### Task to carry out
Restate the data word for word and leave the images out.

Extracted data entries
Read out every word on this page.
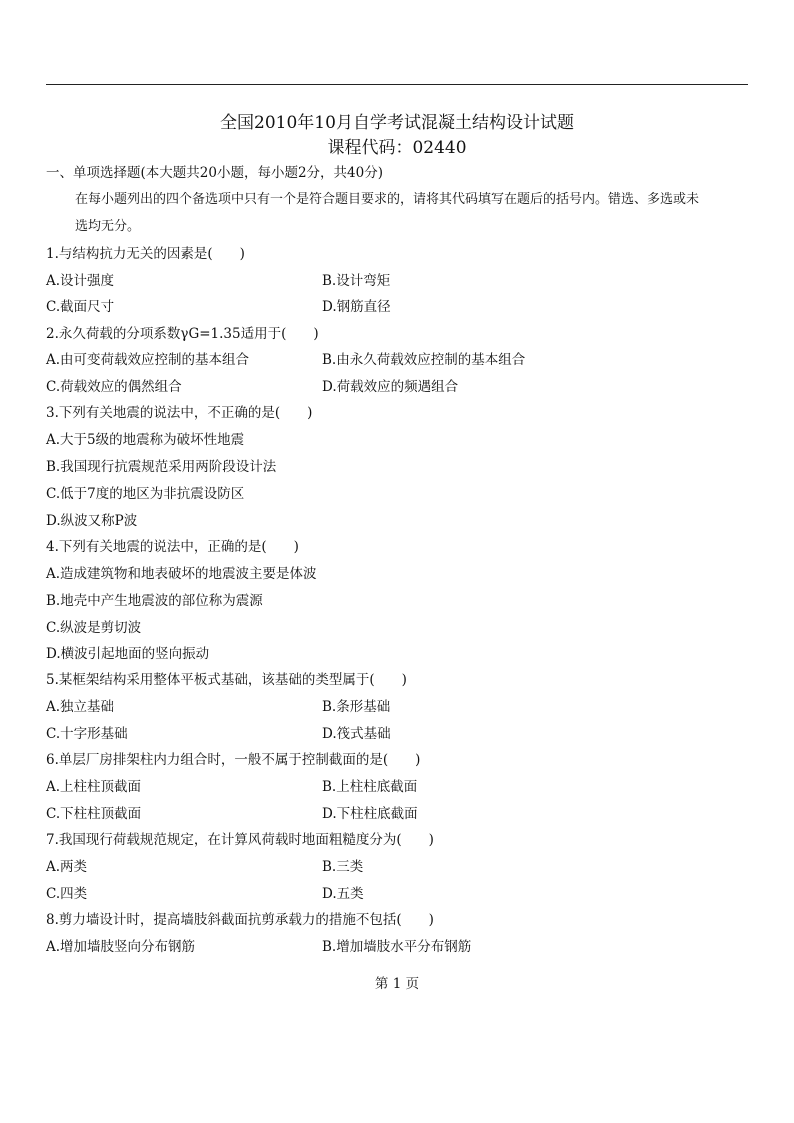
全国2010年10月自学考试混凝土结构设计试题
课程代码：02440
一、单项选择题(本大题共20小题，每小题2分，共40分)
在每小题列出的四个备选项中只有一个是符合题目要求的，请将其代码填写在题后的括号内。错选、多选或未
选均无分。
1.与结构抗力无关的因素是(　　)
A.设计强度	B.设计弯矩
C.截面尺寸	D.钢筋直径
2.永久荷载的分项系数γG=1.35适用于(　　)
A.由可变荷载效应控制的基本组合	B.由永久荷载效应控制的基本组合
C.荷载效应的偶然组合	D.荷载效应的频遇组合
3.下列有关地震的说法中，不正确的是(　　)
A.大于5级的地震称为破坏性地震
B.我国现行抗震规范采用两阶段设计法
C.低于7度的地区为非抗震设防区
D.纵波又称P波
4.下列有关地震的说法中，正确的是(　　)
A.造成建筑物和地表破坏的地震波主要是体波
B.地壳中产生地震波的部位称为震源
C.纵波是剪切波
D.横波引起地面的竖向振动
5.某框架结构采用整体平板式基础，该基础的类型属于(　　)
A.独立基础	B.条形基础
C.十字形基础	D.筏式基础
6.单层厂房排架柱内力组合时，一般不属于控制截面的是(　　)
A.上柱柱顶截面	B.上柱柱底截面
C.下柱柱顶截面	D.下柱柱底截面
7.我国现行荷载规范规定，在计算风荷载时地面粗糙度分为(　　)
A.两类	B.三类
C.四类	D.五类
8.剪力墙设计时，提高墙肢斜截面抗剪承载力的措施不包括(　　)
A.增加墙肢竖向分布钢筋	B.增加墙肢水平分布钢筋
第 1 页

### Task result
Read out every word on this page.
全国2010年10月自学考试混凝土结构设计试题
课程代码：02440
一、单项选择题(本大题共20小题，每小题2分，共40分)
在每小题列出的四个备选项中只有一个是符合题目要求的，请将其代码填写在题后的括号内。错选、多选或未
选均无分。
1.与结构抗力无关的因素是(　　)
A.设计强度	B.设计弯矩
C.截面尺寸	D.钢筋直径
2.永久荷载的分项系数γG=1.35适用于(　　)
A.由可变荷载效应控制的基本组合	B.由永久荷载效应控制的基本组合
C.荷载效应的偶然组合	D.荷载效应的频遇组合
3.下列有关地震的说法中，不正确的是(　　)
A.大于5级的地震称为破坏性地震
B.我国现行抗震规范采用两阶段设计法
C.低于7度的地区为非抗震设防区
D.纵波又称P波
4.下列有关地震的说法中，正确的是(　　)
A.造成建筑物和地表破坏的地震波主要是体波
B.地壳中产生地震波的部位称为震源
C.纵波是剪切波
D.横波引起地面的竖向振动
5.某框架结构采用整体平板式基础，该基础的类型属于(　　)
A.独立基础	B.条形基础
C.十字形基础	D.筏式基础
6.单层厂房排架柱内力组合时，一般不属于控制截面的是(　　)
A.上柱柱顶截面	B.上柱柱底截面
C.下柱柱顶截面	D.下柱柱底截面
7.我国现行荷载规范规定，在计算风荷载时地面粗糙度分为(　　)
A.两类	B.三类
C.四类	D.五类
8.剪力墙设计时，提高墙肢斜截面抗剪承载力的措施不包括(　　)
A.增加墙肢竖向分布钢筋	B.增加墙肢水平分布钢筋
第 1 页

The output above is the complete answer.